◆ WHAT TO DO ◆
Omit the pictures, then reproduce every remaining record exactly.

◆ RECORDS FOR THE EXERCISE ◆
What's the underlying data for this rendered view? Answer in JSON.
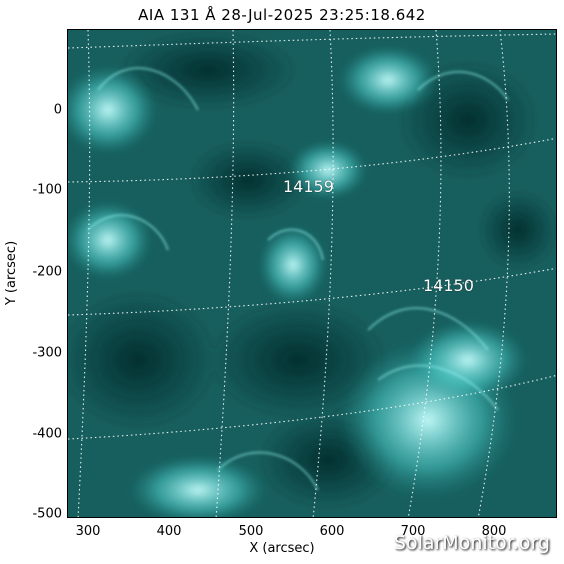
{
  "title": "AIA 131 Å 28-Jul-2025 23:25:18.642",
  "axes": {
    "xlabel": "X (arcsec)",
    "ylabel": "Y (arcsec)",
    "xticks": [
      "300",
      "400",
      "500",
      "600",
      "700",
      "800"
    ],
    "yticks": [
      "0",
      "-100",
      "-200",
      "-300",
      "-400",
      "-500"
    ]
  },
  "active_regions": [
    {
      "label": "14159"
    },
    {
      "label": "14150"
    }
  ],
  "watermark": "SolarMonitor.org",
  "colors": {
    "disk_dark": "#0b3a3a",
    "disk_mid": "#1f8f8c",
    "disk_bright": "#b8ffff"
  }
}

◆ SOLUTION ◆
What's the underlying data for this rendered view? Answer in JSON.
{
  "title": "AIA 131 Å 28-Jul-2025 23:25:18.642",
  "axes": {
    "xlabel": "X (arcsec)",
    "ylabel": "Y (arcsec)",
    "xticks": [
      "300",
      "400",
      "500",
      "600",
      "700",
      "800"
    ],
    "yticks": [
      "0",
      "-100",
      "-200",
      "-300",
      "-400",
      "-500"
    ]
  },
  "active_regions": [
    {
      "label": "14159"
    },
    {
      "label": "14150"
    }
  ],
  "watermark": "SolarMonitor.org",
  "colors": {
    "disk_dark": "#0b3a3a",
    "disk_mid": "#1f8f8c",
    "disk_bright": "#b8ffff"
  }
}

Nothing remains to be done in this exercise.